>> BEGIN DATA PROVIDED

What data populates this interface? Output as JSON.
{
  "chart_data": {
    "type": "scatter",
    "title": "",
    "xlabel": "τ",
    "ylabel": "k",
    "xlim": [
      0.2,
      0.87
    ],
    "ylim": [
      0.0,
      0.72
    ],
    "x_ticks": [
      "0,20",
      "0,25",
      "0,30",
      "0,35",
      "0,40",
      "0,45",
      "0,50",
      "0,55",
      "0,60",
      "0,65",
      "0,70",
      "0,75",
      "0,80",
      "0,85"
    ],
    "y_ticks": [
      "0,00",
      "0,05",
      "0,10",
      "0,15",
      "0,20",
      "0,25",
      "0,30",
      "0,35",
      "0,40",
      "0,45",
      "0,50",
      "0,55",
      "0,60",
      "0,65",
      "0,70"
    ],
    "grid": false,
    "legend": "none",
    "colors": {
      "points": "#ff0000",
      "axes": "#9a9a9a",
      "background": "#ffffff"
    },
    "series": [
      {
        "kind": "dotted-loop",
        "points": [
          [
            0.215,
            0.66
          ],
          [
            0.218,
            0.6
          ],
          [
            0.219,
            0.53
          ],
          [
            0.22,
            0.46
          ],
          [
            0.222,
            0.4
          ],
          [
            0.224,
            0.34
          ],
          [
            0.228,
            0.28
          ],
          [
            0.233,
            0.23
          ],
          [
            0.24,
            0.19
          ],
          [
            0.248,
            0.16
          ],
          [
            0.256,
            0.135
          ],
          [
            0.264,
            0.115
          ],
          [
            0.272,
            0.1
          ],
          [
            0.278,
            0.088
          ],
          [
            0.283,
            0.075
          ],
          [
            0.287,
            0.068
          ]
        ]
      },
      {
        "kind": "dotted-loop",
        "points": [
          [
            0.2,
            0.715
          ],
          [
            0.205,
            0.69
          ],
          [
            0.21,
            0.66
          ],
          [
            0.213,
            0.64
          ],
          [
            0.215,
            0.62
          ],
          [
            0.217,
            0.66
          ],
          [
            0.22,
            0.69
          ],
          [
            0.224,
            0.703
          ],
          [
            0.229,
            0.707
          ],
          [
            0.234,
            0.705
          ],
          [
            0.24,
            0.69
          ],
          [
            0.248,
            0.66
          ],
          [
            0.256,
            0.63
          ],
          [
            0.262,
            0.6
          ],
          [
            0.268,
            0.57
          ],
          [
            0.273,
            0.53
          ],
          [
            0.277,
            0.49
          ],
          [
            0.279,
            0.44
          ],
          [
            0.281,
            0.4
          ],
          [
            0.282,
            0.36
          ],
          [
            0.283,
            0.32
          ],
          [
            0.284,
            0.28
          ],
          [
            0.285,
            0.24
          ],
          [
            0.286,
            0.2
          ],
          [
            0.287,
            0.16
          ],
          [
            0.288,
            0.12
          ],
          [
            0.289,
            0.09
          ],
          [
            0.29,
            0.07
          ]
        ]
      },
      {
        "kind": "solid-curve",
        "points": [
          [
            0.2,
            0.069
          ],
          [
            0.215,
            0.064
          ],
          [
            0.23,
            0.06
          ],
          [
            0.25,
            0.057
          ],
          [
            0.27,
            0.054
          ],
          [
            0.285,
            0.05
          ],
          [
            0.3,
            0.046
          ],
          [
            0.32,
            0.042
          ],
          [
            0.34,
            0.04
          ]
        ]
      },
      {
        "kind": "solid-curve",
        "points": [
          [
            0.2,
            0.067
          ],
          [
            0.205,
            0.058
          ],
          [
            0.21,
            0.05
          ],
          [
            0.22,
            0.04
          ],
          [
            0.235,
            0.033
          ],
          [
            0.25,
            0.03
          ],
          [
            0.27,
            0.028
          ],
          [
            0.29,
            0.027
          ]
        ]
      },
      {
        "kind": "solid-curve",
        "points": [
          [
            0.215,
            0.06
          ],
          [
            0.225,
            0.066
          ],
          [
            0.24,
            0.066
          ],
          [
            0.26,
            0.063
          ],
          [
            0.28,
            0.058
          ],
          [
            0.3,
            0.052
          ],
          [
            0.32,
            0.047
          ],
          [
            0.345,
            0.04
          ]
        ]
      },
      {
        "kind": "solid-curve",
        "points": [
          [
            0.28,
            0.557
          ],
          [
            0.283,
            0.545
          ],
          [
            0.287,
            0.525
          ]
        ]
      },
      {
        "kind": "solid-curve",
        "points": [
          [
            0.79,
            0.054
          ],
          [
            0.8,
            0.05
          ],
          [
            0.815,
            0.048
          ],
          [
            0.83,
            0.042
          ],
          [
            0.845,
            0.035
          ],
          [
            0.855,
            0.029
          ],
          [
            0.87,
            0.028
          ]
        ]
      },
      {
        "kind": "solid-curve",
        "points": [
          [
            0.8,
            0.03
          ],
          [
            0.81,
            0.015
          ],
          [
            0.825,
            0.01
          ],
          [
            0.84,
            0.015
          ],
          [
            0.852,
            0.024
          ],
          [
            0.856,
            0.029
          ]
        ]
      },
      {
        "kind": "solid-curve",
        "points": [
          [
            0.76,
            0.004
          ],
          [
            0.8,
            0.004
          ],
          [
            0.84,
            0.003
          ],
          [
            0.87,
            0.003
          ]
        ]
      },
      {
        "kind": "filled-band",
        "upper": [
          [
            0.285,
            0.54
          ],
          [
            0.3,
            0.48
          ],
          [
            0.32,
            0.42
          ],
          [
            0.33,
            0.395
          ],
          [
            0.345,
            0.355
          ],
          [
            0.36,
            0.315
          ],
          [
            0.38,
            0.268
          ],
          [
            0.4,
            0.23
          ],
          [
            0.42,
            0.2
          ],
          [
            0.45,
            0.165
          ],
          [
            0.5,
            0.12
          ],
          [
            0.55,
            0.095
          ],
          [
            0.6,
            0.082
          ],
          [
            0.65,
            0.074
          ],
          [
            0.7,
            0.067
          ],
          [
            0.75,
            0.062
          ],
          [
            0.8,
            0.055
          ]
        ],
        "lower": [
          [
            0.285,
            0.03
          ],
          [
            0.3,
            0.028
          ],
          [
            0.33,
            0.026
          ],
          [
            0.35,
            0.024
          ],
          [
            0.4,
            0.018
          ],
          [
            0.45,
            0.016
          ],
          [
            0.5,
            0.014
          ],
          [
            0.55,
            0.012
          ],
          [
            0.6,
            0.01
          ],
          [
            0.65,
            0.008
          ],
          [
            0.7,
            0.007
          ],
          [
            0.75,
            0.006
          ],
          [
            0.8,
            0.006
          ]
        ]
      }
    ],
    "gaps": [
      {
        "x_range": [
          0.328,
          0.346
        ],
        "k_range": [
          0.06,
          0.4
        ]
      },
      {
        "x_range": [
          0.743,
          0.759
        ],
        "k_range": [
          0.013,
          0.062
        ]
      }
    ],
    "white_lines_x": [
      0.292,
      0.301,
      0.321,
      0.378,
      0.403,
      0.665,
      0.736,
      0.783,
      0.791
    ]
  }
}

>> END DATA PROVIDED
>> BEGIN DATA PROVIDED

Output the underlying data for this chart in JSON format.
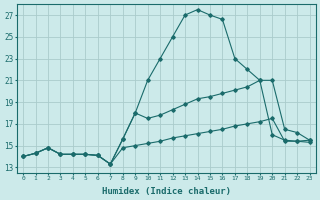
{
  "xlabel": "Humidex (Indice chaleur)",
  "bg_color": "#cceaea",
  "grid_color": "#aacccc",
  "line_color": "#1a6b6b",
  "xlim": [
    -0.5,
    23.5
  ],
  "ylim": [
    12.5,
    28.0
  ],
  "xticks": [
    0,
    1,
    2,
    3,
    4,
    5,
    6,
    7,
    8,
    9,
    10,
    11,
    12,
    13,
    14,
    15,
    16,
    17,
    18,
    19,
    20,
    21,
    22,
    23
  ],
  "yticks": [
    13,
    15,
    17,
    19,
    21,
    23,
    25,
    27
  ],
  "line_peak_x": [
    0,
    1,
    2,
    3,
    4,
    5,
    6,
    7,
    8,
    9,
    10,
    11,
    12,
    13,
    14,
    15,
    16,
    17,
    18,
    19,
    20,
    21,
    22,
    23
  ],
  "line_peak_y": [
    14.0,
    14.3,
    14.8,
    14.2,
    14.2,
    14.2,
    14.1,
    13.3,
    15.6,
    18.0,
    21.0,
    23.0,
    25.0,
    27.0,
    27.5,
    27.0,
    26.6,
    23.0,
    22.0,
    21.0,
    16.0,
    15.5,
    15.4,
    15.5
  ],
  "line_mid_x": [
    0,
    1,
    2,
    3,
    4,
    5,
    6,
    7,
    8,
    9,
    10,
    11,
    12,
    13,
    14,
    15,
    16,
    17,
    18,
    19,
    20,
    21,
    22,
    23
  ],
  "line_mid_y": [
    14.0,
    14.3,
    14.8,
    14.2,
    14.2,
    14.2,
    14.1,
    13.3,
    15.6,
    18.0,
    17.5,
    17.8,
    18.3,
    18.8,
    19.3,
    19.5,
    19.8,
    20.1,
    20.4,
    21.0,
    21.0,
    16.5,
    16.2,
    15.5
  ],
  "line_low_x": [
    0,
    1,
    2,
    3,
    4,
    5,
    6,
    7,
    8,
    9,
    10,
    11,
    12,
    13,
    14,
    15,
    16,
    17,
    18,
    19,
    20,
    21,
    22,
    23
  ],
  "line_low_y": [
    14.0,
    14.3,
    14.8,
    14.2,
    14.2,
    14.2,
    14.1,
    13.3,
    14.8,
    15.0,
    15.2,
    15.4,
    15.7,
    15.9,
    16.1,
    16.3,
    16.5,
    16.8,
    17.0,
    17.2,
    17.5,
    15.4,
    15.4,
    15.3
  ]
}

>> END DATA PROVIDED

Say, as a bare number, how many lines in the entries above include the string "this".

» **WORKED SOLUTION**: 2